Structured figure records:
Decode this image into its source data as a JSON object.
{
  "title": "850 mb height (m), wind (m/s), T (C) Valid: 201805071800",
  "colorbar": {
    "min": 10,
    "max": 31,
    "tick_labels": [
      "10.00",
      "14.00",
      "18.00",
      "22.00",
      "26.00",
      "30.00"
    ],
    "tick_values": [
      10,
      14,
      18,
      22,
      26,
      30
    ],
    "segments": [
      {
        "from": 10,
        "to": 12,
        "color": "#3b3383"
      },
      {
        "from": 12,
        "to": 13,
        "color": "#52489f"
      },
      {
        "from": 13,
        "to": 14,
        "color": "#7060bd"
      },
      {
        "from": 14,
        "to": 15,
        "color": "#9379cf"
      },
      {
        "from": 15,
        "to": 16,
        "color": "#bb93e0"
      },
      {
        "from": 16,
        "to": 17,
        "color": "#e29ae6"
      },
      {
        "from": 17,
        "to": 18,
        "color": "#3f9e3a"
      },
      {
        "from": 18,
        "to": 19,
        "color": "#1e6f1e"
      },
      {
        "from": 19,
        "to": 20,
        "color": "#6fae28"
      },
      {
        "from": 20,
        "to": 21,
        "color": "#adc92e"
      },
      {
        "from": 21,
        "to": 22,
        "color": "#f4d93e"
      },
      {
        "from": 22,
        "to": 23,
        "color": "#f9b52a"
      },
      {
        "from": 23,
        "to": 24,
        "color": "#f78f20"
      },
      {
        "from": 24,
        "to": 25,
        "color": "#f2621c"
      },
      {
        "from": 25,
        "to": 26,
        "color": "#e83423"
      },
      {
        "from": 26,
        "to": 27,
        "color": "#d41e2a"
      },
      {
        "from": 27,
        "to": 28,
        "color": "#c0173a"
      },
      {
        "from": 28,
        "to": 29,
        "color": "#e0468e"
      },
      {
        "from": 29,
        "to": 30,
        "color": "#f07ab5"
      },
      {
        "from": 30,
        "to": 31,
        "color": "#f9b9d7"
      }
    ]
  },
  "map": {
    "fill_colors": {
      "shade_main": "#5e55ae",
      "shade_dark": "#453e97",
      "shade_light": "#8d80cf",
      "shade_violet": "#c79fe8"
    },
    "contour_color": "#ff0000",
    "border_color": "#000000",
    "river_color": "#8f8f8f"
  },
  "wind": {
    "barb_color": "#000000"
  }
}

--

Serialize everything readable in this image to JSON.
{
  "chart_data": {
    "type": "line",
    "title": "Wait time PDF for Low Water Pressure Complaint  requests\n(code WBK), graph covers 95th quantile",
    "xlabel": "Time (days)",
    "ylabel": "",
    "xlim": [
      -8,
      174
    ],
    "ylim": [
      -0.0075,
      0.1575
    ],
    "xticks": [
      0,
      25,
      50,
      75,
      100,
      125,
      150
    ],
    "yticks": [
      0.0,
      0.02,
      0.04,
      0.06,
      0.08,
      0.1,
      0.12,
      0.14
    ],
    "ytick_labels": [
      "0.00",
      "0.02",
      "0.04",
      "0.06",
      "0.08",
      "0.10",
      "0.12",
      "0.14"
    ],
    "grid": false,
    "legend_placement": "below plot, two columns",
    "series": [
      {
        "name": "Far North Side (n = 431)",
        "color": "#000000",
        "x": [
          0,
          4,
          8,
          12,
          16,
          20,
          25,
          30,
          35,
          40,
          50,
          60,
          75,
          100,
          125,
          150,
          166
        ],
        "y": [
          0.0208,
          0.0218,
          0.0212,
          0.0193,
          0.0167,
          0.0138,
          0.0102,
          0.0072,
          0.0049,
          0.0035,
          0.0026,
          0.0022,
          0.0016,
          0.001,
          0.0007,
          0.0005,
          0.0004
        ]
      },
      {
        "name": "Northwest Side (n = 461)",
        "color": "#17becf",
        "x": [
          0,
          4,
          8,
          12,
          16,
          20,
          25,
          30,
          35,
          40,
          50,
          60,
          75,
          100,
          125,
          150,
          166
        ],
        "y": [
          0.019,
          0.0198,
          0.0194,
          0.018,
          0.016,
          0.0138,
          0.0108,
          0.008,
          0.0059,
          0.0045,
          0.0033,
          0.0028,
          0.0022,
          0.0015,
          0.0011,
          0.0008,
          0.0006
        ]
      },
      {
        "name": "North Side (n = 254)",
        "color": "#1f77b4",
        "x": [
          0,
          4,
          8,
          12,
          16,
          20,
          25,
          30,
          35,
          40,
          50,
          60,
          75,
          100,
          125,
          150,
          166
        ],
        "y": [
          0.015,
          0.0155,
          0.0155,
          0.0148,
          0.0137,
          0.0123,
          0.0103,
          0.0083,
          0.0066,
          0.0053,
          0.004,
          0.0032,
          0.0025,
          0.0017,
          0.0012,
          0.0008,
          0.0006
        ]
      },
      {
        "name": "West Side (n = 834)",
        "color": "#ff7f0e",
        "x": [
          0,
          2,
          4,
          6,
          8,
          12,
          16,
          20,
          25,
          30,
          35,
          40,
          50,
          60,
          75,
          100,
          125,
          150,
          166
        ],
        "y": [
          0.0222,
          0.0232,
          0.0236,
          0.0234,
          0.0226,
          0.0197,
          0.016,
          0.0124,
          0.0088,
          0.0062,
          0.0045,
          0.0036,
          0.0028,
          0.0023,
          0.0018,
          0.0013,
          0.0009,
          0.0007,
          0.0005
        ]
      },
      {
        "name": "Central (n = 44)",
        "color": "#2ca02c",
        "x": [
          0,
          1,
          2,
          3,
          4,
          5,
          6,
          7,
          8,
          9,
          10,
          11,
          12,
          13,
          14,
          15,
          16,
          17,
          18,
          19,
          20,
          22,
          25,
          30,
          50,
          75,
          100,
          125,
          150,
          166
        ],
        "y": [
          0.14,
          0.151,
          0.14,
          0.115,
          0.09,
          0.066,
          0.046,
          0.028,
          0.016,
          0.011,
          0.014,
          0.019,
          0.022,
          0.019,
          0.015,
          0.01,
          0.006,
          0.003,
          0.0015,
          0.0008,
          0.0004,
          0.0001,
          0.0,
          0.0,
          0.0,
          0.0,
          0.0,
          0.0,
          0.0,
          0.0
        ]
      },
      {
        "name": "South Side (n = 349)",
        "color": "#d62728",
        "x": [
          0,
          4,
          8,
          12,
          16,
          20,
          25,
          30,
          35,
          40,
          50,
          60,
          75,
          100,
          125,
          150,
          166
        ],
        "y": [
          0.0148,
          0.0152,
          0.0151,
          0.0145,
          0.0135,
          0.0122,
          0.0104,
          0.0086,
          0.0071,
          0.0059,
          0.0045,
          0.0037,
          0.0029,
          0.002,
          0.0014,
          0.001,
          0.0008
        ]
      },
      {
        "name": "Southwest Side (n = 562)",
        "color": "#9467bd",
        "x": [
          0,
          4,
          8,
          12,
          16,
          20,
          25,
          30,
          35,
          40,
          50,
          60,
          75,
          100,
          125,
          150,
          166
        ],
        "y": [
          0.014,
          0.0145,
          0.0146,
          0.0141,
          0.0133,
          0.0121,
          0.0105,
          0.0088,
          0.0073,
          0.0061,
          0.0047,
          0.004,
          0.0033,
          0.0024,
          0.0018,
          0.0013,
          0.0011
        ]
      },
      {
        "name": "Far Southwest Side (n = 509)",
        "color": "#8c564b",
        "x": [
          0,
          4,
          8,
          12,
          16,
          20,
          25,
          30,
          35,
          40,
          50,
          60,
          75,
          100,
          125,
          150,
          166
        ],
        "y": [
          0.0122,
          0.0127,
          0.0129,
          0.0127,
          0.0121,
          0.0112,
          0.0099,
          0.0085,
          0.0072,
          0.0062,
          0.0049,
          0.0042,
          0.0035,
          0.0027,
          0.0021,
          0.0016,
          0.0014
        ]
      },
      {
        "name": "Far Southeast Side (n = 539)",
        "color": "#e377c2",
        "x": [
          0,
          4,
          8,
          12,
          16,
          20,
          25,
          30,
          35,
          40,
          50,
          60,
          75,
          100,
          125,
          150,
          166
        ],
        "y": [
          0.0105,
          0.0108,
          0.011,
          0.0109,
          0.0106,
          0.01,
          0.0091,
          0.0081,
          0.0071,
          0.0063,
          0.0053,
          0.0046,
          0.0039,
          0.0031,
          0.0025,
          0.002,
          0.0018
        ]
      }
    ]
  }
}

* * *

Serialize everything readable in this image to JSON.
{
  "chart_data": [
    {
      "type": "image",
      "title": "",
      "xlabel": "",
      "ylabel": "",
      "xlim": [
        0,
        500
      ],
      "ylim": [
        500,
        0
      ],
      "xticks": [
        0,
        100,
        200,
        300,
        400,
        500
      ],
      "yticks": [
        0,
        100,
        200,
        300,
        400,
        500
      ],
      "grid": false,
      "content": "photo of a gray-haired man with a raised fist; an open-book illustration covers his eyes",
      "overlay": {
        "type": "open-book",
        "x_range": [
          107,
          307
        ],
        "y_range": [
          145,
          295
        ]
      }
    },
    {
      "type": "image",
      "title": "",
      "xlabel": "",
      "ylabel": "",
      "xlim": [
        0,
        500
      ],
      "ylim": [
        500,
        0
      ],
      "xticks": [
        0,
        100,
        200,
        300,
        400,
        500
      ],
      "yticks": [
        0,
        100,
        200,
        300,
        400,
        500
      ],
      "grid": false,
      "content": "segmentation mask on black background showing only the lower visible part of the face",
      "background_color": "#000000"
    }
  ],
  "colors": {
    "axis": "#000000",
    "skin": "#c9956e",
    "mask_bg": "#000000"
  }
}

— What is asked —
Find the string "name" in the listing and return every line that holds it.

— Answer to this exercise —
        "name": "Far North Side (n = 431)",
        "name": "Northwest Side (n = 461)",
        "name": "North Side (n = 254)",
        "name": "West Side (n = 834)",
        "name": "Central (n = 44)",
        "name": "South Side (n = 349)",
        "name": "Southwest Side (n = 562)",
        "name": "Far Southwest Side (n = 509)",
        "name": "Far Southeast Side (n = 539)",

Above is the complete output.